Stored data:
— Start —

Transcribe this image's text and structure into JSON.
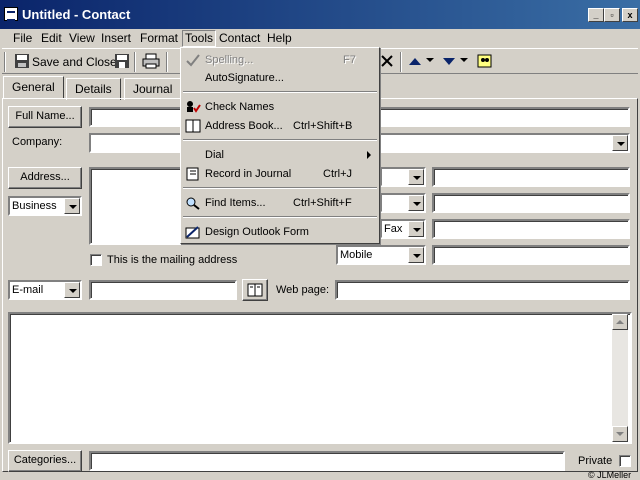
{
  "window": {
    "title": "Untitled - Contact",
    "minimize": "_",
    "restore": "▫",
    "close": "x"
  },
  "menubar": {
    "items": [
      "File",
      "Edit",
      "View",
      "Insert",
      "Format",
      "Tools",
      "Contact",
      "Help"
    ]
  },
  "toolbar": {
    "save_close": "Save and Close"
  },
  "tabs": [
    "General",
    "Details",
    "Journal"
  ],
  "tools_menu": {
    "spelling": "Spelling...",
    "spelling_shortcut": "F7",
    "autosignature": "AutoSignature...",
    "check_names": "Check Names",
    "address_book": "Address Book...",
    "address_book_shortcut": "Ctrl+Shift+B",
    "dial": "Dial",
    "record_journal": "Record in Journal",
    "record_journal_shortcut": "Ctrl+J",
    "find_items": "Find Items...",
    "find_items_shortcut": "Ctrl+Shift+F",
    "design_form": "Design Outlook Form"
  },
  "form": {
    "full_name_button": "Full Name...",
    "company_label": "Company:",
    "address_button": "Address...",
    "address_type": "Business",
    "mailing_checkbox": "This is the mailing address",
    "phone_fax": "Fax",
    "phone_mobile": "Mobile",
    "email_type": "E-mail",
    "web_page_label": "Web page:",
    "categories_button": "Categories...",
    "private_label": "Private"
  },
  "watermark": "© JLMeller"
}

— End —
— Start —

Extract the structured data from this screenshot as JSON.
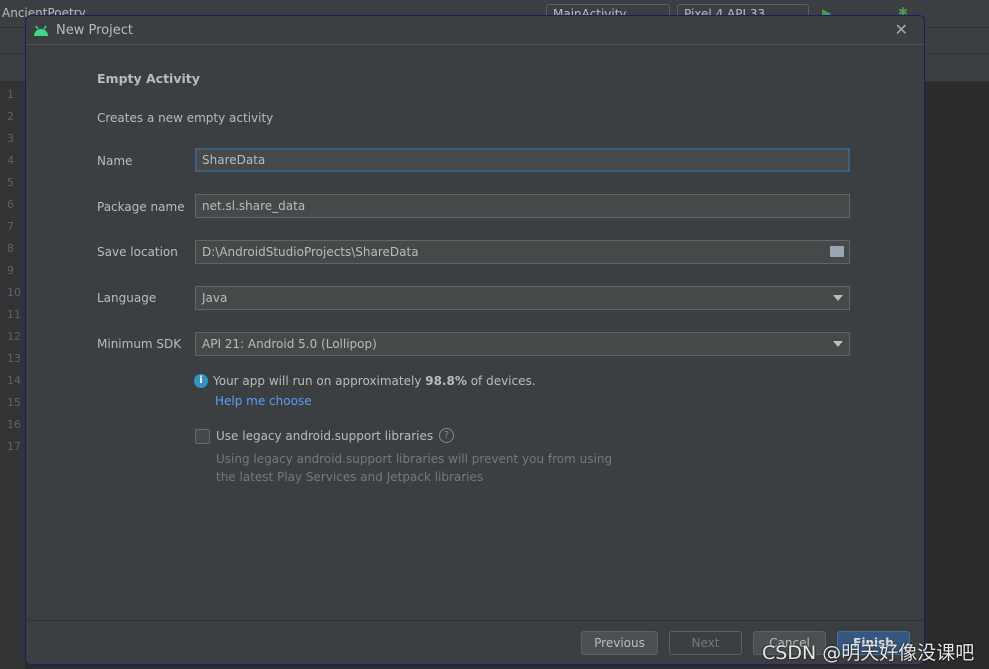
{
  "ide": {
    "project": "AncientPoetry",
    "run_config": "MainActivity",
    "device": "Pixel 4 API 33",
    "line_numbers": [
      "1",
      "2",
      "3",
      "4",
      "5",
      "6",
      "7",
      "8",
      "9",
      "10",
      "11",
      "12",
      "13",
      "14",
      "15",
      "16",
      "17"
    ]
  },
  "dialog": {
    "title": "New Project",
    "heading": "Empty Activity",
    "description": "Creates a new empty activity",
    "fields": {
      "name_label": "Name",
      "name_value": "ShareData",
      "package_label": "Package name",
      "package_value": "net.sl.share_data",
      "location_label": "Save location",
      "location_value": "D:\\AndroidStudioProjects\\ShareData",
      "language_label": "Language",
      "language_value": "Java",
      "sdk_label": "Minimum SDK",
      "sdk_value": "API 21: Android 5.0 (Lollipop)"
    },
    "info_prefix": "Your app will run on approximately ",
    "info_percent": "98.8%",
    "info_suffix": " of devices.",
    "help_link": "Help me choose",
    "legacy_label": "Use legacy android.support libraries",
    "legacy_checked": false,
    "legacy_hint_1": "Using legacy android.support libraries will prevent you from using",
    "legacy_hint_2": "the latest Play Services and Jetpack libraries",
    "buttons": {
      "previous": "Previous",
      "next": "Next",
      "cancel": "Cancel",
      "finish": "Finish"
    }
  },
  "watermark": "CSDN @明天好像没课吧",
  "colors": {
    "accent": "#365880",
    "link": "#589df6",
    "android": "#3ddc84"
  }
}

— End —

Set exercise:
Copy each line above that contains the word "JSON".

Worked answer:
Transcribe this image's text and structure into JSON.
Extract the structured data from this screenshot as JSON.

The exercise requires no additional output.